**Dataset rows about figures**
┄┄┄┄┄┄
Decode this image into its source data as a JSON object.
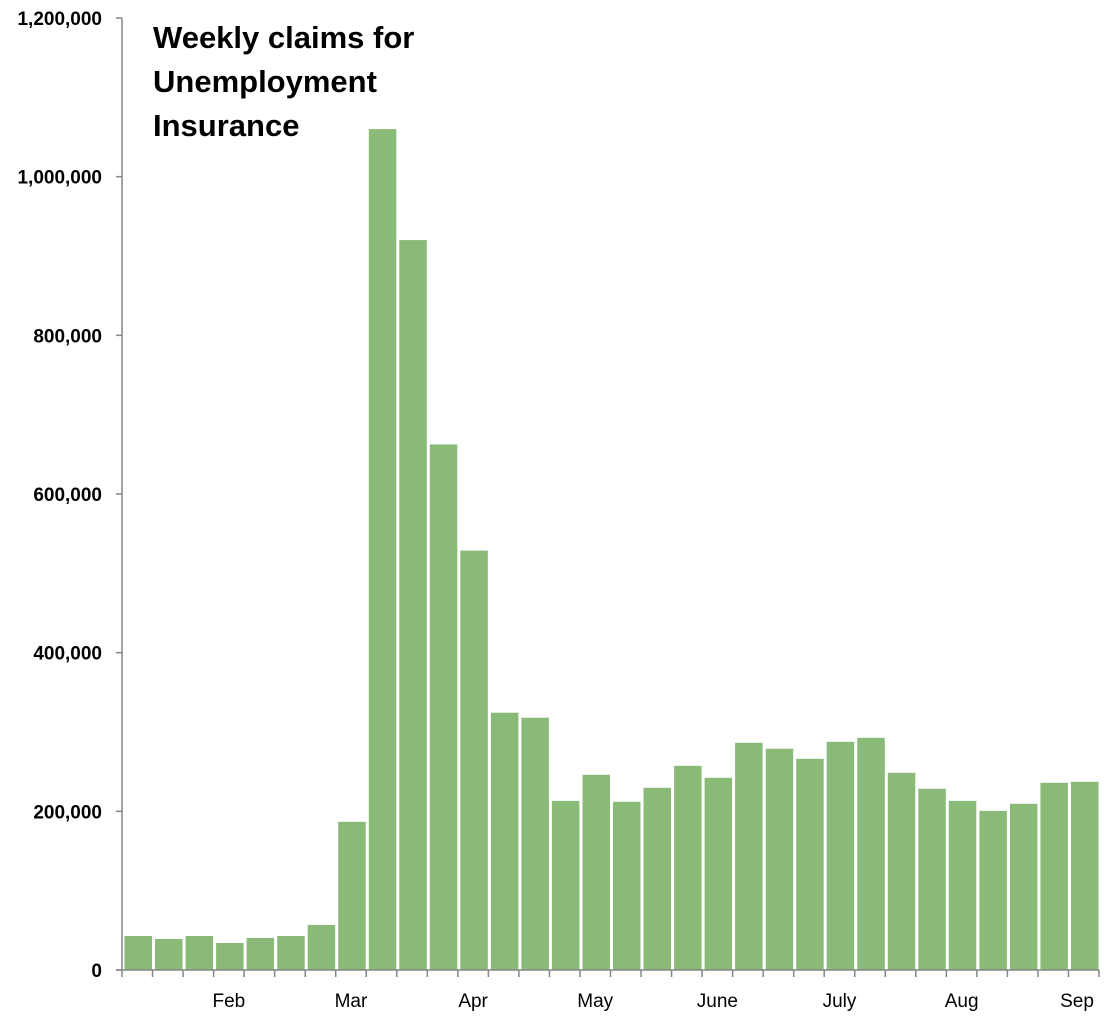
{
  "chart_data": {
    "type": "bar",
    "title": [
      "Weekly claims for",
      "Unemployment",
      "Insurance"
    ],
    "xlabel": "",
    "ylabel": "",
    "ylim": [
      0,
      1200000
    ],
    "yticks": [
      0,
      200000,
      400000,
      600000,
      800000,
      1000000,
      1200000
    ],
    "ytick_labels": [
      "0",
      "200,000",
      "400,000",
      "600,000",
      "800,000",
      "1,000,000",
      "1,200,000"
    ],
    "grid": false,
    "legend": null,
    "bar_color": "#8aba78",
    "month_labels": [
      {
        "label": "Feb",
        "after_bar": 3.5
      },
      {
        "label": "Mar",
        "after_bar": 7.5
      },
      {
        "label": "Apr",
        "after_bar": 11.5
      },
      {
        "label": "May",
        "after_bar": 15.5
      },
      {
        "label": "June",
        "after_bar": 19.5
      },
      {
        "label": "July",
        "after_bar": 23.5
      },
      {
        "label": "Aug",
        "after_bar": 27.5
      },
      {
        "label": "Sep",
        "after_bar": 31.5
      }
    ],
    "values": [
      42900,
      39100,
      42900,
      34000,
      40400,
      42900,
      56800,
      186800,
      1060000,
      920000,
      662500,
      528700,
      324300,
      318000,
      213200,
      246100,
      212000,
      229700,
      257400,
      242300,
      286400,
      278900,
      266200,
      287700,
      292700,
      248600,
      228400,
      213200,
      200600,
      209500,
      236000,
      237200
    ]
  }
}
┄┄┄┄┄┄
**Exercise objective**
Strip out the pictures and quote the remaining data word for word.

**Answer to this task**
Decode this image into its source data as a JSON object.
{
  "chart_data": {
    "type": "bar",
    "title": [
      "Weekly claims for",
      "Unemployment",
      "Insurance"
    ],
    "xlabel": "",
    "ylabel": "",
    "ylim": [
      0,
      1200000
    ],
    "yticks": [
      0,
      200000,
      400000,
      600000,
      800000,
      1000000,
      1200000
    ],
    "ytick_labels": [
      "0",
      "200,000",
      "400,000",
      "600,000",
      "800,000",
      "1,000,000",
      "1,200,000"
    ],
    "grid": false,
    "legend": null,
    "bar_color": "#8aba78",
    "month_labels": [
      {
        "label": "Feb",
        "after_bar": 3.5
      },
      {
        "label": "Mar",
        "after_bar": 7.5
      },
      {
        "label": "Apr",
        "after_bar": 11.5
      },
      {
        "label": "May",
        "after_bar": 15.5
      },
      {
        "label": "June",
        "after_bar": 19.5
      },
      {
        "label": "July",
        "after_bar": 23.5
      },
      {
        "label": "Aug",
        "after_bar": 27.5
      },
      {
        "label": "Sep",
        "after_bar": 31.5
      }
    ],
    "values": [
      42900,
      39100,
      42900,
      34000,
      40400,
      42900,
      56800,
      186800,
      1060000,
      920000,
      662500,
      528700,
      324300,
      318000,
      213200,
      246100,
      212000,
      229700,
      257400,
      242300,
      286400,
      278900,
      266200,
      287700,
      292700,
      248600,
      228400,
      213200,
      200600,
      209500,
      236000,
      237200
    ]
  }
}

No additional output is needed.